(Given task) Locate every line in the material below that has the word "with". Copy each of those lines.

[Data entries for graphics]
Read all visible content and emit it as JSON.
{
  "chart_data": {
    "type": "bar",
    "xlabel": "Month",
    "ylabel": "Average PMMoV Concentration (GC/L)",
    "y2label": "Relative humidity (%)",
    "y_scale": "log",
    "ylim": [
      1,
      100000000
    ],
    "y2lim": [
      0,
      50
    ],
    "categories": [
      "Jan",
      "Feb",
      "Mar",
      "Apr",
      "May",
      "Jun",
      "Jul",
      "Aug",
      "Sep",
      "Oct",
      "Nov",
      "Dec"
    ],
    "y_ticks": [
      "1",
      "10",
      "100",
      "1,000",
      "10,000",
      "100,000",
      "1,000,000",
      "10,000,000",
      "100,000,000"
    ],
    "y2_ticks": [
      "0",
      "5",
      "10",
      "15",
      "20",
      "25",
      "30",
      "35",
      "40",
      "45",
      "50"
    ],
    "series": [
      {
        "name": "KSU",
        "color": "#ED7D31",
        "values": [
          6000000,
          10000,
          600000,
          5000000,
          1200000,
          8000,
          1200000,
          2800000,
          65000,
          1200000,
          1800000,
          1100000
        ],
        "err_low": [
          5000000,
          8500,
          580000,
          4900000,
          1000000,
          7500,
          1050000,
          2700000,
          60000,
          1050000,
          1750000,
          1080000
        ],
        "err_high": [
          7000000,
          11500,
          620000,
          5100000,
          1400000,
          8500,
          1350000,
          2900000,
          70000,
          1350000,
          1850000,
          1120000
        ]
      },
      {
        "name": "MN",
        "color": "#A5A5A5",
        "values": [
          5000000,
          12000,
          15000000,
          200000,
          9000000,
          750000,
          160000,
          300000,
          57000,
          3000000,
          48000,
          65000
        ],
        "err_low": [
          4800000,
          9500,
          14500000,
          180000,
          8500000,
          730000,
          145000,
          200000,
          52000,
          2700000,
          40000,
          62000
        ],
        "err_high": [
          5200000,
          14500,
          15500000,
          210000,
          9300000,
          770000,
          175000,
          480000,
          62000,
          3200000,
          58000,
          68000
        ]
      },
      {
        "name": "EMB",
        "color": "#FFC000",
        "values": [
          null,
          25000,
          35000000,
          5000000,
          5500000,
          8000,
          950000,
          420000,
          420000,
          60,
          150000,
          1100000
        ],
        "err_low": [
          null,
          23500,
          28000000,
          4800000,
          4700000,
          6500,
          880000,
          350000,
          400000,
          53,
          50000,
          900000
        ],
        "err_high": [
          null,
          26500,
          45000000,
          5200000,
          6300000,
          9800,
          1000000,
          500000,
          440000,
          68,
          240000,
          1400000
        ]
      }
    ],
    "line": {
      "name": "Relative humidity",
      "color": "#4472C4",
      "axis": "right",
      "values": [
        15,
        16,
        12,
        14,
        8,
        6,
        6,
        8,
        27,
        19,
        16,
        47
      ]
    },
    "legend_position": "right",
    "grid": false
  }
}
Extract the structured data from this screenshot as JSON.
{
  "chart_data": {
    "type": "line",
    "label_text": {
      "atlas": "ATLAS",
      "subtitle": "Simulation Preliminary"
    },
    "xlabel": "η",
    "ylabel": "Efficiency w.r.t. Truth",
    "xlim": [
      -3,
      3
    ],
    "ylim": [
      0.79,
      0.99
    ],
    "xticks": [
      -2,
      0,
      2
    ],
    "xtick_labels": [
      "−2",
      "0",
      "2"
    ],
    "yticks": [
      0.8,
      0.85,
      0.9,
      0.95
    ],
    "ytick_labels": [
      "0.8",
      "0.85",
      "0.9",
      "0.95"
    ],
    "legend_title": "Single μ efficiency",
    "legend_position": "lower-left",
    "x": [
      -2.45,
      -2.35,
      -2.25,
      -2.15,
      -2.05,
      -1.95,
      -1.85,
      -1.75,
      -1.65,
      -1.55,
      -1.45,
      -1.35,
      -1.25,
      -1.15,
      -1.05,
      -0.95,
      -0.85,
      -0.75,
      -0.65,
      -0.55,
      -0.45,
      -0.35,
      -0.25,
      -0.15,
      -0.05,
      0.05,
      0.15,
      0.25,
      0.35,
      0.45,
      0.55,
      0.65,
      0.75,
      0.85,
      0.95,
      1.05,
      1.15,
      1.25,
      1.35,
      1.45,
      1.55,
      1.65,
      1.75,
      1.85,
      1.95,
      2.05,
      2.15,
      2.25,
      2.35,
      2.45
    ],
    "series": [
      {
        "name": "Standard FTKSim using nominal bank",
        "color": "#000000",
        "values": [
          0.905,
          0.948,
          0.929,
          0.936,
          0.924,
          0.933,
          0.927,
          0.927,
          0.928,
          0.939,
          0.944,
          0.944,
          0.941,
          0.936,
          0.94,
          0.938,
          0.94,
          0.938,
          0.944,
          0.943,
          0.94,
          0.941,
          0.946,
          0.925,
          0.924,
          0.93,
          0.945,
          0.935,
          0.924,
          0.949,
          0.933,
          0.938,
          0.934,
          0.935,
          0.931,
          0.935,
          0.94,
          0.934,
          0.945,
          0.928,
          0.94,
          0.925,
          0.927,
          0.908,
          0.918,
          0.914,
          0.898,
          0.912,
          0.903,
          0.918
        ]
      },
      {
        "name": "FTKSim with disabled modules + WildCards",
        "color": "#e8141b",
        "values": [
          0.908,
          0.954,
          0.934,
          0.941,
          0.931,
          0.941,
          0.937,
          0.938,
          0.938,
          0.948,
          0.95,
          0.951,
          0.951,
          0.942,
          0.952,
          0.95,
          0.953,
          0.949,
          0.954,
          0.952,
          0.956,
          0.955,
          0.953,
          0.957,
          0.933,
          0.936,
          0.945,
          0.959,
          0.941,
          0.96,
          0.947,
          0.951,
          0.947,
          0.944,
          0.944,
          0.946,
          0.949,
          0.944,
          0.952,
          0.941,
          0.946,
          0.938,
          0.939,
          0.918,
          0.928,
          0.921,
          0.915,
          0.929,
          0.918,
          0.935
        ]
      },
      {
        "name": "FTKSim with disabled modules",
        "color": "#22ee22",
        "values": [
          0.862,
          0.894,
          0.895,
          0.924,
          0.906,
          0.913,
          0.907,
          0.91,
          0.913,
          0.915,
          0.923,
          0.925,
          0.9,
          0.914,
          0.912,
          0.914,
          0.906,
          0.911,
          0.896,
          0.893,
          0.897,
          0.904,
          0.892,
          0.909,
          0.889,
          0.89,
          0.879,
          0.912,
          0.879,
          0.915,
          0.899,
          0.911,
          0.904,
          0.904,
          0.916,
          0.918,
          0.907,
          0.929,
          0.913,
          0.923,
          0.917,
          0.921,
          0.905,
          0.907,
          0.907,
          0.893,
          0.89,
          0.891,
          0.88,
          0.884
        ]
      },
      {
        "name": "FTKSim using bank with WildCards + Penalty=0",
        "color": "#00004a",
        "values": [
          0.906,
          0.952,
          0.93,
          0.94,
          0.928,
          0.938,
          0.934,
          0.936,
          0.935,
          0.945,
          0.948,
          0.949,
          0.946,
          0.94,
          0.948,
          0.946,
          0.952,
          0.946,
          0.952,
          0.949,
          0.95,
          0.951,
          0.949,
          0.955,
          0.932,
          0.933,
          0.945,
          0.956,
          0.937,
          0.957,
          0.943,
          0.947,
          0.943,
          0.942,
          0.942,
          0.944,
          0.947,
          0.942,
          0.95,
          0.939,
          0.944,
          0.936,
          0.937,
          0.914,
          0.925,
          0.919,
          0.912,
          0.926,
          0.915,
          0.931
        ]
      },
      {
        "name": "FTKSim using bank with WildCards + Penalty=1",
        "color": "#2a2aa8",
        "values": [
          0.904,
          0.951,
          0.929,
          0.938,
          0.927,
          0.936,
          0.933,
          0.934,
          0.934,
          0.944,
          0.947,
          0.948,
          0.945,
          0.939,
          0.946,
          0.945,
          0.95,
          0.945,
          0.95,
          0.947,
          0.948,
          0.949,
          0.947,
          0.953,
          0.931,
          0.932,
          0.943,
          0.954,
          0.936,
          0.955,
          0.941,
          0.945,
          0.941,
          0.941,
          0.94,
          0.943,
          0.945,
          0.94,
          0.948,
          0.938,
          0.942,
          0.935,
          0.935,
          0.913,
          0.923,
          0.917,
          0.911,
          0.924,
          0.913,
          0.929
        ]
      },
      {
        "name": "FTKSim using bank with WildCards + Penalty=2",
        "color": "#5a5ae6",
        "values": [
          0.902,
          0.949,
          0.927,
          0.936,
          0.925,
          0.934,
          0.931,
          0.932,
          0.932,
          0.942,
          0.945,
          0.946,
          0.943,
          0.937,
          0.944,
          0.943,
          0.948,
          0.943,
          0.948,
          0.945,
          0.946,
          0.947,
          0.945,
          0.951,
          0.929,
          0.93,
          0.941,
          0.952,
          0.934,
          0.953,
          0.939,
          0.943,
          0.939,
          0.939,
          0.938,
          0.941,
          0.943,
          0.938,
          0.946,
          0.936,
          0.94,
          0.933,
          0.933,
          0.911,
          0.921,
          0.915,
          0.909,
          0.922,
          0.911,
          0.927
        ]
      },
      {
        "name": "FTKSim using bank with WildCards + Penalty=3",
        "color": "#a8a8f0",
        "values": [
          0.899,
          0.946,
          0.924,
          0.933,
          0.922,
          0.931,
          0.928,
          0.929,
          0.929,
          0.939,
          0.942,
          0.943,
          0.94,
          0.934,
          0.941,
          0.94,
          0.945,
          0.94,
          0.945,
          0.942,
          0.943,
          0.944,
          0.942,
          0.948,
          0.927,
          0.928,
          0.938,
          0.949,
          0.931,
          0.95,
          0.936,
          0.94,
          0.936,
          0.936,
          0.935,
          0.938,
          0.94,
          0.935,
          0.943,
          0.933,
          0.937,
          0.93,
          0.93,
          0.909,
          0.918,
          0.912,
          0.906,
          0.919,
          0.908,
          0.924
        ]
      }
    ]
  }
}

(Final answer)
        "name": "FTKSim with disabled modules + WildCards",
        "name": "FTKSim with disabled modules",
        "name": "FTKSim using bank with WildCards + Penalty=0",
        "name": "FTKSim using bank with WildCards + Penalty=1",
        "name": "FTKSim using bank with WildCards + Penalty=2",
        "name": "FTKSim using bank with WildCards + Penalty=3",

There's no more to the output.